Saved data entries
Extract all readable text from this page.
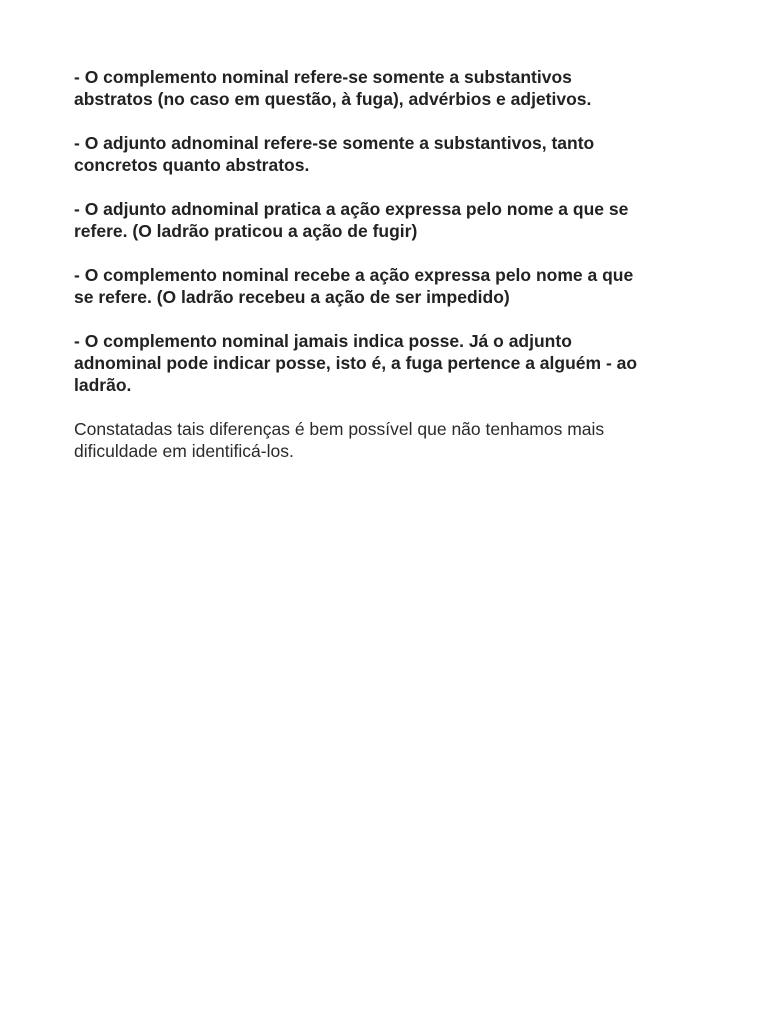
- O complemento nominal refere-se somente a substantivos
abstratos (no caso em questão, à fuga), advérbios e adjetivos.

- O adjunto adnominal refere-se somente a substantivos, tanto
concretos quanto abstratos.

- O adjunto adnominal pratica a ação expressa pelo nome a que se
refere. (O ladrão praticou a ação de fugir)

- O complemento nominal recebe a ação expressa pelo nome a que
se refere. (O ladrão recebeu a ação de ser impedido)

- O complemento nominal jamais indica posse. Já o adjunto
adnominal pode indicar posse, isto é, a fuga pertence a alguém - ao
ladrão.

Constatadas tais diferenças é bem possível que não tenhamos mais
dificuldade em identificá-los.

## Challenge:
In the listing, find each line with the string "complemento" and copy it.

## Full output:
- O complemento nominal refere-se somente a substantivos
- O complemento nominal recebe a ação expressa pelo nome a que
- O complemento nominal jamais indica posse. Já o adjunto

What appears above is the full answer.